Hi,
DoPolarizationSums and FermionSpinSum can be interchanged freely but the
results (although numerically identical) may not look the same. This is
because the traces of Dirac matrices in 4 dimensions are not unique due
to the Schouten's identity (just use the search function and look for
"Schouten", this is a recurring topic on this mailing list).
One explanation is here:
<http://www.feyncalc.org/forum/0859.html>
Just a short example:
expr1 = Tr[GA[i1, i2, i3, i4, i5, i6, i7, i8, i9, i10]];
tmp1 = GA[i1, i2, i3, i4, i5, i6, i7, i8, i9, i10] // Chisholm;
expr2 = Tr[tmp1];
diff = expr1 - expr2 // FCI // Simplify
expr1 was computed using the internal algorithm, expr2 by first
replacing products of 3 Dirac matrices using the known identity
as in
GA[i1, i2, i3] // Chisholm
diff is in fact 0, but owing to Schouten's identity it is extremely
difficult to prove something like that symbolically.
In your case there is a traces of 12 matrices, so that is out of question.
I'm pretty sure that your test1 and test2 are identical for the same
reason. You should be able to show this numerically by replacing each
scalar product in the difference by its numerical value. However,
the numerical values must be chosen such, that the energy-momentum
conservation is satisfied. Just plugging in some random numbers wouldn't do.
Coming back to the diff from the above example with 10 matrices. If you
don't believe that it is 0, one can show this by contracting with
p1^i1*...p10^i10 and then decomposing each scalar product into
its components:
vecs = Times @@
Table[FVD[p[i], ToExpression["i" <> ToString[i]]], {i, 1, 10}]
diff2 = diff vecs // Contract;
diff3 = diff2 /.
FCI[SP[p[i_], p[j_]]] :>
pComp[i, 0] pComp[j, 0] - pComp[i, 1] pComp[j, 1] -
pComp[i, 2] pComp[j, 2] - pComp[i, 3] pComp[j, 3];
diff3 // Expand
This yields 0 as predicted. But don't do this in real calculations, the
number of terms explodes so rapidly that even FORM wouldn't handle it.

RECORDED INFORMATION

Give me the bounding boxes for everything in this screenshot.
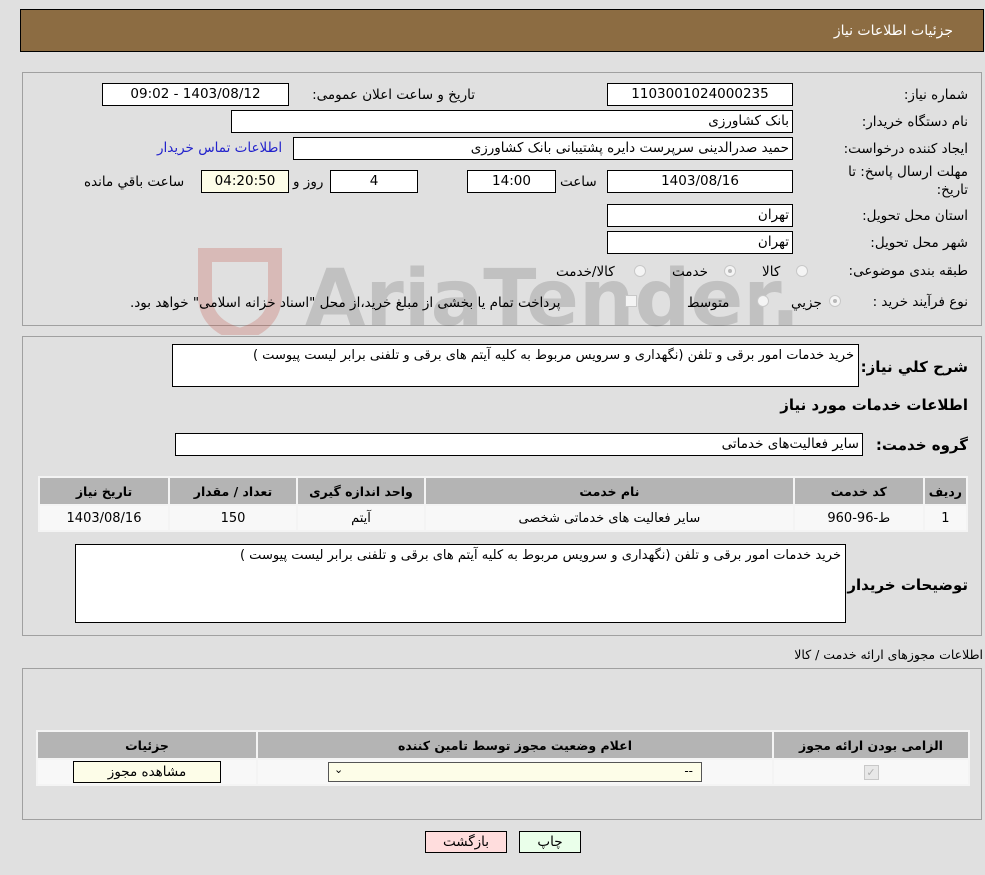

EXERCISE INSTRUCTIONS
**a.** Answer these questions about the mailing-list reply on Dirac traces, marking each answer (i), (ii) or (iii):
(i) Why may traces of Dirac matrices in 4 dimensions fail to look the same?
(ii) How many matrices does the trace in the asker's case contain?
(iii) What condition must the numerical values for the scalar products satisfy?
**b.** Rewrite the mailing-list reply on Dirac traces from "Coming back to" up to and including "wouldn't handle it.", renaming "pComp" to "vComp" everywhere it occurs.
**c.** List every name that the code in the mailing-list reply on Dirac traces assigns a value to with "=".
The material is not needed here.

WRITTEN ANSWERS
**a.**
(i) They are not unique because of Schouten's identity.
(ii) 12.
(iii) Energy-momentum conservation must be satisfied.

**b.**
Coming back to the diff from the above example with 10 matrices. If you
don't believe that it is 0, one can show this by contracting with
p1^i1*...p10^i10 and then decomposing each scalar product into
its components:
vecs = Times @@
Table[FVD[p[i], ToExpression["i" <> ToString[i]]], {i, 1, 10}]
diff2 = diff vecs // Contract;
diff3 = diff2 /.
FCI[SP[p[i_], p[j_]]] :>
vComp[i, 0] vComp[j, 0] - vComp[i, 1] vComp[j, 1] -
vComp[i, 2] vComp[j, 2] - vComp[i, 3] vComp[j, 3];
diff3 // Expand
This yields 0 as predicted. But don't do this in real calculations, the
number of terms explodes so rapidly that even FORM wouldn't handle it.

**c.** expr1, tmp1, expr2, diff, vecs, diff2, diff3